START
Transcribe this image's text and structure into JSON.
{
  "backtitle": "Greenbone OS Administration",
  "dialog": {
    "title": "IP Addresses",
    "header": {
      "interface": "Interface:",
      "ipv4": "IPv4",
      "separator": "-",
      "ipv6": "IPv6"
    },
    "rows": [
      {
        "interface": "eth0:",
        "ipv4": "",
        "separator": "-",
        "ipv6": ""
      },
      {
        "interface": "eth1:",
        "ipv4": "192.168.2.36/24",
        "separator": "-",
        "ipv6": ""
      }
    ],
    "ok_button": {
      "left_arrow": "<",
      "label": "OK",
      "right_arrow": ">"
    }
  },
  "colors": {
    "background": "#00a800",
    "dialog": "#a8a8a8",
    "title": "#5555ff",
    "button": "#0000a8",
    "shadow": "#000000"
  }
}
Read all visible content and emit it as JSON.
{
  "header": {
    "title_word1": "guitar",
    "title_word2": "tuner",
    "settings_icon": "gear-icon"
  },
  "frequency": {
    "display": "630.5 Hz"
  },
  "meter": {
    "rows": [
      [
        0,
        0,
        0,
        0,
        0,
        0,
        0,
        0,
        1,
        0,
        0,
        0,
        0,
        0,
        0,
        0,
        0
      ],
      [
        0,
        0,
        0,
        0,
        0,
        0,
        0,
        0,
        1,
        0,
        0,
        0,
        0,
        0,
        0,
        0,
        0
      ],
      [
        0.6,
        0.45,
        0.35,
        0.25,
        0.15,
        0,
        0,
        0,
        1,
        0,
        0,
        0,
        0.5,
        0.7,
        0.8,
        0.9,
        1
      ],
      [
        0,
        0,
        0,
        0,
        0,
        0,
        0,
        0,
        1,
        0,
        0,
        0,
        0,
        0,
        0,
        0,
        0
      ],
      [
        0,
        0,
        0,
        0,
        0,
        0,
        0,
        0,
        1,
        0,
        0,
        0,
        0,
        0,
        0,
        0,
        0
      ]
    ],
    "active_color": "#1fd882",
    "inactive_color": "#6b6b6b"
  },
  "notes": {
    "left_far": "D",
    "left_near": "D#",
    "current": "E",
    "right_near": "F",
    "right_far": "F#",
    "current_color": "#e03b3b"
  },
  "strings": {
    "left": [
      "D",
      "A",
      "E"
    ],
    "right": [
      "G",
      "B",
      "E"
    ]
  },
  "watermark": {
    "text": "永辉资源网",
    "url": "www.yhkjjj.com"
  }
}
END
--- Exercise goal ---
Print all of the entries exactly as they are written.

--- Task response ---
Transcribe this image's text and structure into JSON.
{
  "backtitle": "Greenbone OS Administration",
  "dialog": {
    "title": "IP Addresses",
    "header": {
      "interface": "Interface:",
      "ipv4": "IPv4",
      "separator": "-",
      "ipv6": "IPv6"
    },
    "rows": [
      {
        "interface": "eth0:",
        "ipv4": "",
        "separator": "-",
        "ipv6": ""
      },
      {
        "interface": "eth1:",
        "ipv4": "192.168.2.36/24",
        "separator": "-",
        "ipv6": ""
      }
    ],
    "ok_button": {
      "left_arrow": "<",
      "label": "OK",
      "right_arrow": ">"
    }
  },
  "colors": {
    "background": "#00a800",
    "dialog": "#a8a8a8",
    "title": "#5555ff",
    "button": "#0000a8",
    "shadow": "#000000"
  }
}
Read all visible content and emit it as JSON.
{
  "header": {
    "title_word1": "guitar",
    "title_word2": "tuner",
    "settings_icon": "gear-icon"
  },
  "frequency": {
    "display": "630.5 Hz"
  },
  "meter": {
    "rows": [
      [
        0,
        0,
        0,
        0,
        0,
        0,
        0,
        0,
        1,
        0,
        0,
        0,
        0,
        0,
        0,
        0,
        0
      ],
      [
        0,
        0,
        0,
        0,
        0,
        0,
        0,
        0,
        1,
        0,
        0,
        0,
        0,
        0,
        0,
        0,
        0
      ],
      [
        0.6,
        0.45,
        0.35,
        0.25,
        0.15,
        0,
        0,
        0,
        1,
        0,
        0,
        0,
        0.5,
        0.7,
        0.8,
        0.9,
        1
      ],
      [
        0,
        0,
        0,
        0,
        0,
        0,
        0,
        0,
        1,
        0,
        0,
        0,
        0,
        0,
        0,
        0,
        0
      ],
      [
        0,
        0,
        0,
        0,
        0,
        0,
        0,
        0,
        1,
        0,
        0,
        0,
        0,
        0,
        0,
        0,
        0
      ]
    ],
    "active_color": "#1fd882",
    "inactive_color": "#6b6b6b"
  },
  "notes": {
    "left_far": "D",
    "left_near": "D#",
    "current": "E",
    "right_near": "F",
    "right_far": "F#",
    "current_color": "#e03b3b"
  },
  "strings": {
    "left": [
      "D",
      "A",
      "E"
    ],
    "right": [
      "G",
      "B",
      "E"
    ]
  },
  "watermark": {
    "text": "永辉资源网",
    "url": "www.yhkjjj.com"
  }
}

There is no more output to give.